(Source records)

* BEGIN *

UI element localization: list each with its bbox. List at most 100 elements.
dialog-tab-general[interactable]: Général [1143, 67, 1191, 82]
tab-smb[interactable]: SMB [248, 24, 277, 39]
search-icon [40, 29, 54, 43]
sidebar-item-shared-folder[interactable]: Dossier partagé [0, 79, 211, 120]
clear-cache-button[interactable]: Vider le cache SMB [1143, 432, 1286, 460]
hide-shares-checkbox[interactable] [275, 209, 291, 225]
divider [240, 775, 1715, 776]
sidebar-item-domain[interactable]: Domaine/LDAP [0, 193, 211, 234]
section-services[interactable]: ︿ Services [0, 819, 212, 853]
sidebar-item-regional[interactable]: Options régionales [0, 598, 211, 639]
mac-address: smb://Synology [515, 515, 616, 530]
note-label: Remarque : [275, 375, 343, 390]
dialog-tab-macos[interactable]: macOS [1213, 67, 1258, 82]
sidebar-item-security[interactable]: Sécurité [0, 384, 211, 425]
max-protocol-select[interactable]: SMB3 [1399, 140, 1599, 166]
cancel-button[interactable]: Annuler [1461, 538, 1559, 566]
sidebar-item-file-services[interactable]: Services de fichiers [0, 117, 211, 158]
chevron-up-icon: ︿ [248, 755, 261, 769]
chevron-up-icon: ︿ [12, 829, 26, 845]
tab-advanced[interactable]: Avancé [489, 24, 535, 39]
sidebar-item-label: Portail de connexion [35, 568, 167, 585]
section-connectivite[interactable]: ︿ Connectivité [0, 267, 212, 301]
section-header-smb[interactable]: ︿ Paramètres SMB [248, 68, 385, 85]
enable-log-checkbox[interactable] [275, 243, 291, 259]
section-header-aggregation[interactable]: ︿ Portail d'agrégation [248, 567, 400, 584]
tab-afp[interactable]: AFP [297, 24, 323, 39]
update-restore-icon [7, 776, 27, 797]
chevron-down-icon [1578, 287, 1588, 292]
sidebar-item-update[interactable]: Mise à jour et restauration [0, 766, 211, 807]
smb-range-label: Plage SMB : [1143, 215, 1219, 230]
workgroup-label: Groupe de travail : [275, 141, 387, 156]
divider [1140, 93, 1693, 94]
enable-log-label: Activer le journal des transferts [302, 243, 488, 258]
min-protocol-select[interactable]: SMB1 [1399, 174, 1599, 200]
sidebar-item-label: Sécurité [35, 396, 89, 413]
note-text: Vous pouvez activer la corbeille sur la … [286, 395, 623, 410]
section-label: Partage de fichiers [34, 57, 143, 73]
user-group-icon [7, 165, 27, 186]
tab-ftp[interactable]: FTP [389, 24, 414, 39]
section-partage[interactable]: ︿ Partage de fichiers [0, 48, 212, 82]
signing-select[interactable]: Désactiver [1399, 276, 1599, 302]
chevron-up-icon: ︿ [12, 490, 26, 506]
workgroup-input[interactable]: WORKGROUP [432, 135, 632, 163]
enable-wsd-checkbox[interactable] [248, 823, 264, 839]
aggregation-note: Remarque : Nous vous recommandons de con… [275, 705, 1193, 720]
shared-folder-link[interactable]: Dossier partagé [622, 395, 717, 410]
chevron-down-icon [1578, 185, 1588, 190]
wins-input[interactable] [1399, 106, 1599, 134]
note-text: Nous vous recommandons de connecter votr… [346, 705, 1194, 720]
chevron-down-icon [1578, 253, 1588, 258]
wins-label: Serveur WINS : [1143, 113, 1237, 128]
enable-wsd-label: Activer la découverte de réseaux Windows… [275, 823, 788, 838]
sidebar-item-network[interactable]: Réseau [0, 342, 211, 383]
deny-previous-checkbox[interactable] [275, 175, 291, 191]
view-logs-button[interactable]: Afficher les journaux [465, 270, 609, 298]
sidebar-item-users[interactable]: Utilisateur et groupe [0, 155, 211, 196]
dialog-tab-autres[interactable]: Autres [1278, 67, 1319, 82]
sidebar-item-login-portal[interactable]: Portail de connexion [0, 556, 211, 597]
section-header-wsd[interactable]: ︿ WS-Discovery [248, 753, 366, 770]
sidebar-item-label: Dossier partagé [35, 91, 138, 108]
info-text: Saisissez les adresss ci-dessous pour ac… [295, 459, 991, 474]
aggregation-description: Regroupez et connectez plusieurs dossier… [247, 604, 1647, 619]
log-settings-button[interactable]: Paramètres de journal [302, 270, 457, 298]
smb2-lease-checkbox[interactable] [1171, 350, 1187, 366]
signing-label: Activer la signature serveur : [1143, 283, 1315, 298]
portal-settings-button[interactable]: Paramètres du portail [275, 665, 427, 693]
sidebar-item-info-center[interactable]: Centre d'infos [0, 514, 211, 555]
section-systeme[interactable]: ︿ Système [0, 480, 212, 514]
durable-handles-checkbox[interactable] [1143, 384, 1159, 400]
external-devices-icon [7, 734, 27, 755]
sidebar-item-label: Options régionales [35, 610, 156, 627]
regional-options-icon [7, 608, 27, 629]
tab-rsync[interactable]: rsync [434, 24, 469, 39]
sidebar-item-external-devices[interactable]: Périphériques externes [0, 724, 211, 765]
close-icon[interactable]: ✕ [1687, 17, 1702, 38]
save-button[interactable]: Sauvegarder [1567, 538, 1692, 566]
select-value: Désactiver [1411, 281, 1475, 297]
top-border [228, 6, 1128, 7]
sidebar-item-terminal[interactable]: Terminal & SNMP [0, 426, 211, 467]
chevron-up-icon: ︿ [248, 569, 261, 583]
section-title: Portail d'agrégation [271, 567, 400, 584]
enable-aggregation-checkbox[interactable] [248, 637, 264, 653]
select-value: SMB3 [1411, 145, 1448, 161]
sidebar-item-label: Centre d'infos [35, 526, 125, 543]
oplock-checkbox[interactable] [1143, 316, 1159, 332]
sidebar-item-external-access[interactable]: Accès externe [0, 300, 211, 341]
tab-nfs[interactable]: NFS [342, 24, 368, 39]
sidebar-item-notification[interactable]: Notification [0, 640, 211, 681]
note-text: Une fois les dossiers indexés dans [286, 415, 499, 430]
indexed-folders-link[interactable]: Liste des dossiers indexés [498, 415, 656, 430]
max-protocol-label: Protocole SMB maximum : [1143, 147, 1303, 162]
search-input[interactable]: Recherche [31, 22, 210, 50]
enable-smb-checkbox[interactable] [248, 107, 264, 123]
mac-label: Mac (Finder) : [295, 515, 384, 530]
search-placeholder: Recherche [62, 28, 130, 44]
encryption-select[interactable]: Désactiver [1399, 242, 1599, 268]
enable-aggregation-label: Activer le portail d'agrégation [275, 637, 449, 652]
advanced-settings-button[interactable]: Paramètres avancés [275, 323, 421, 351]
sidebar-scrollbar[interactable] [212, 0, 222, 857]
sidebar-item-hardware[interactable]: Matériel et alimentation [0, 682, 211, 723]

* END *

--- Written problem ---
Copy the rows word for word, beginning at the start of the rows and ending with the row that contains "sidebar-item-shared-folder[interactable]: Dossier partagé", including that row.

--- Exercise solution ---
UI element localization: list each with its bbox. List at most 100 elements.
dialog-tab-general[interactable]: Général [1143, 67, 1191, 82]
tab-smb[interactable]: SMB [248, 24, 277, 39]
search-icon [40, 29, 54, 43]
sidebar-item-shared-folder[interactable]: Dossier partagé [0, 79, 211, 120]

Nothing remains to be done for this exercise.